▸ THE PROBLEM
Exactly as given, repeat all of the entries.

▸ EXERCISE MATERIAL
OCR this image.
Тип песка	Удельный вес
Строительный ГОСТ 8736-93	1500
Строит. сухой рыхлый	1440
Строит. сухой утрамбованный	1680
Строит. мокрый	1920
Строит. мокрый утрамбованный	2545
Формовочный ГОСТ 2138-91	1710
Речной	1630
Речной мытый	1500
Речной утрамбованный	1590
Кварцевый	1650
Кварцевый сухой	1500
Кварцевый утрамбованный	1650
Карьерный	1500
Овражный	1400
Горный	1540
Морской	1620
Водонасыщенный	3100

▸ PROBLEM SOLUTION
OCR this image.
Тип песка	Удельный вес
Строительный ГОСТ 8736-93	1500
Строит. сухой рыхлый	1440
Строит. сухой утрамбованный	1680
Строит. мокрый	1920
Строит. мокрый утрамбованный	2545
Формовочный ГОСТ 2138-91	1710
Речной	1630
Речной мытый	1500
Речной утрамбованный	1590
Кварцевый	1650
Кварцевый сухой	1500
Кварцевый утрамбованный	1650
Карьерный	1500
Овражный	1400
Горный	1540
Морской	1620
Водонасыщенный	3100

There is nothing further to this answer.